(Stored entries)
------------------------

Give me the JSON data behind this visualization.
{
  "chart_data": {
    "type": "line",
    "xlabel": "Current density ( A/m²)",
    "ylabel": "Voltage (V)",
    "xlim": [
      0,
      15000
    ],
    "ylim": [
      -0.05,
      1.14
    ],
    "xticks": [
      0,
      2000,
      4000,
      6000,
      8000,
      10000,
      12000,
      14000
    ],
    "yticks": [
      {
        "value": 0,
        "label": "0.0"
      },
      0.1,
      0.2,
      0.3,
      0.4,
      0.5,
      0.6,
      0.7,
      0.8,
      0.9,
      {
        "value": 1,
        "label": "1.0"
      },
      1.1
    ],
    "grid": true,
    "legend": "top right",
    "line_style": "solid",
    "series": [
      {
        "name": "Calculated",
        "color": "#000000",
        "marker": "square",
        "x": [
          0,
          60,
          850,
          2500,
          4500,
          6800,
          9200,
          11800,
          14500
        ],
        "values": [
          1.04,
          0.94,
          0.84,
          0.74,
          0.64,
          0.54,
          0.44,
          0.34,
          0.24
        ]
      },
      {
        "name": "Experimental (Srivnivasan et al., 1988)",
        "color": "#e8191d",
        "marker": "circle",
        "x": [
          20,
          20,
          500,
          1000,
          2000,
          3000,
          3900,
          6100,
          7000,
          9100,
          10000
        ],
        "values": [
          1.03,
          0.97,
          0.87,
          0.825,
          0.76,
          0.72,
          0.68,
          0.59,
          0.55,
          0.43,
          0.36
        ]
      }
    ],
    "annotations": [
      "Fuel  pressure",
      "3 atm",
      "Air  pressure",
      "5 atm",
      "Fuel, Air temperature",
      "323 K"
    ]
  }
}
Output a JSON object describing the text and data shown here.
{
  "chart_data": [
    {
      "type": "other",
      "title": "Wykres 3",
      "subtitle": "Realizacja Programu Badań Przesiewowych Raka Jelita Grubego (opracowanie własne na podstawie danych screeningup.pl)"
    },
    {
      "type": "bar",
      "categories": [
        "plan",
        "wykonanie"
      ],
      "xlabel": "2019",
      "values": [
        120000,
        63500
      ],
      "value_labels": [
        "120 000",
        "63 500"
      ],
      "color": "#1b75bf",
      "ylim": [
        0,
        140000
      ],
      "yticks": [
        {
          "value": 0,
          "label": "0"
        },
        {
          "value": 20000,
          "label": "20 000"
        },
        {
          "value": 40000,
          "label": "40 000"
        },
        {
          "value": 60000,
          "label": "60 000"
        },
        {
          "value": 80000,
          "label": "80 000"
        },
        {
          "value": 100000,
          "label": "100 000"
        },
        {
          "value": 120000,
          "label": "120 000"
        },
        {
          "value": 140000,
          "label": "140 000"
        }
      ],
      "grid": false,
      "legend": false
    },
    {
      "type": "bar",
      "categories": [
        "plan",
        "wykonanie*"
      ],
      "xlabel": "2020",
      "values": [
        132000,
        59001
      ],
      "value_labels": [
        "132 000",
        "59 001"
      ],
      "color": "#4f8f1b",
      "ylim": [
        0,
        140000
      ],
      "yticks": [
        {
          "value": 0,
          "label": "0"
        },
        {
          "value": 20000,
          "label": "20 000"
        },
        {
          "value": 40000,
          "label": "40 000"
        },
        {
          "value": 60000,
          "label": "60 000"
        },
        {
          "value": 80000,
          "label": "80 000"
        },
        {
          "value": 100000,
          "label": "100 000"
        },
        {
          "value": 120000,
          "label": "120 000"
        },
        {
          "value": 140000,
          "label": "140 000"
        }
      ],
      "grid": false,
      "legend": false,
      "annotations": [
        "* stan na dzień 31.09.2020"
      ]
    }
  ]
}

------------------------

--- EXERCISE DIRECTIONS ---
Find "type". Copy every line it occurs in.

--- SOLVED PROBLEM ---
    "type": "line",
      "type": "other",
      "type": "bar",
      "type": "bar",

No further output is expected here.